All lines holding the string "from" are to be shown.

────

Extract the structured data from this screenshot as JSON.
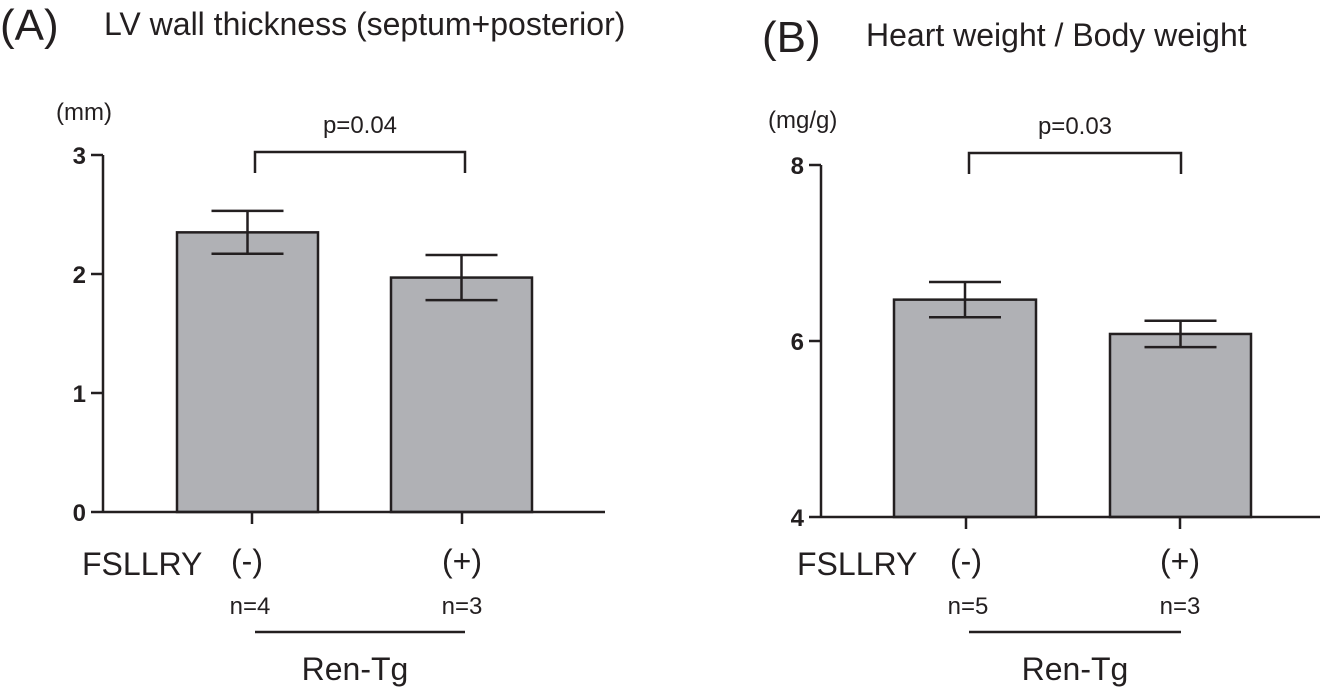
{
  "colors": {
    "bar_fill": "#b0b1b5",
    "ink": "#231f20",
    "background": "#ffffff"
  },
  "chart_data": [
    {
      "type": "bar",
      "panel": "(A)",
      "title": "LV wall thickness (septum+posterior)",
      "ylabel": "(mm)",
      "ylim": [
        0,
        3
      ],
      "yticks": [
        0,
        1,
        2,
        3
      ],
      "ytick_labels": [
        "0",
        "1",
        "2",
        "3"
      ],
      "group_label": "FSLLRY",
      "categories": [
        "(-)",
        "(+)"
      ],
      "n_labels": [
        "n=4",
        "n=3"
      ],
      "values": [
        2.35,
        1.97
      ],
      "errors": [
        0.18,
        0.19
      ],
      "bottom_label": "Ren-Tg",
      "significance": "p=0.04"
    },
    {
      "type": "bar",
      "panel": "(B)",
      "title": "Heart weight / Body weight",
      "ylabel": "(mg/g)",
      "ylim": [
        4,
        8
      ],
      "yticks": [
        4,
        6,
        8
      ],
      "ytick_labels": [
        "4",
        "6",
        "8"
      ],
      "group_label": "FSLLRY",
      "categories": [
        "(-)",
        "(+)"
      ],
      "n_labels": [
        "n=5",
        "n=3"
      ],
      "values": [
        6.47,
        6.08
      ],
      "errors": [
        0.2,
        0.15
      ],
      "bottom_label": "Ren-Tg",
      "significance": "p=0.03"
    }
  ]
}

────

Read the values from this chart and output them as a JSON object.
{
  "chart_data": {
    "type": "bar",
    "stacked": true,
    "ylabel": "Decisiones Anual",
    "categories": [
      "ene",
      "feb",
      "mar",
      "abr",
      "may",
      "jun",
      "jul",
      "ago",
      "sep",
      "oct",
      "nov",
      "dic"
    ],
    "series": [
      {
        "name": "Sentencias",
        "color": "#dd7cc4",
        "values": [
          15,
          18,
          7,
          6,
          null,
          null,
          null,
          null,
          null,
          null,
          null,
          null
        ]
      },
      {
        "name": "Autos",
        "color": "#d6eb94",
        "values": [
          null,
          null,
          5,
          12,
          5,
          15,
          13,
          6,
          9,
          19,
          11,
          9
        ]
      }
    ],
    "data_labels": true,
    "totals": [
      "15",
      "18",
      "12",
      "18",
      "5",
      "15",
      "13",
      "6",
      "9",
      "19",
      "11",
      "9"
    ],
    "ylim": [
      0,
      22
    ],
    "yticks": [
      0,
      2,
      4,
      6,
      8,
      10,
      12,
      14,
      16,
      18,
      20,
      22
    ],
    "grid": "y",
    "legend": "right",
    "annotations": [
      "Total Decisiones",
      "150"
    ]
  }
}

────

### Solved exercise
Extract the structured data from this screenshot as JSON.
Read the values from this chart and output them as a JSON object.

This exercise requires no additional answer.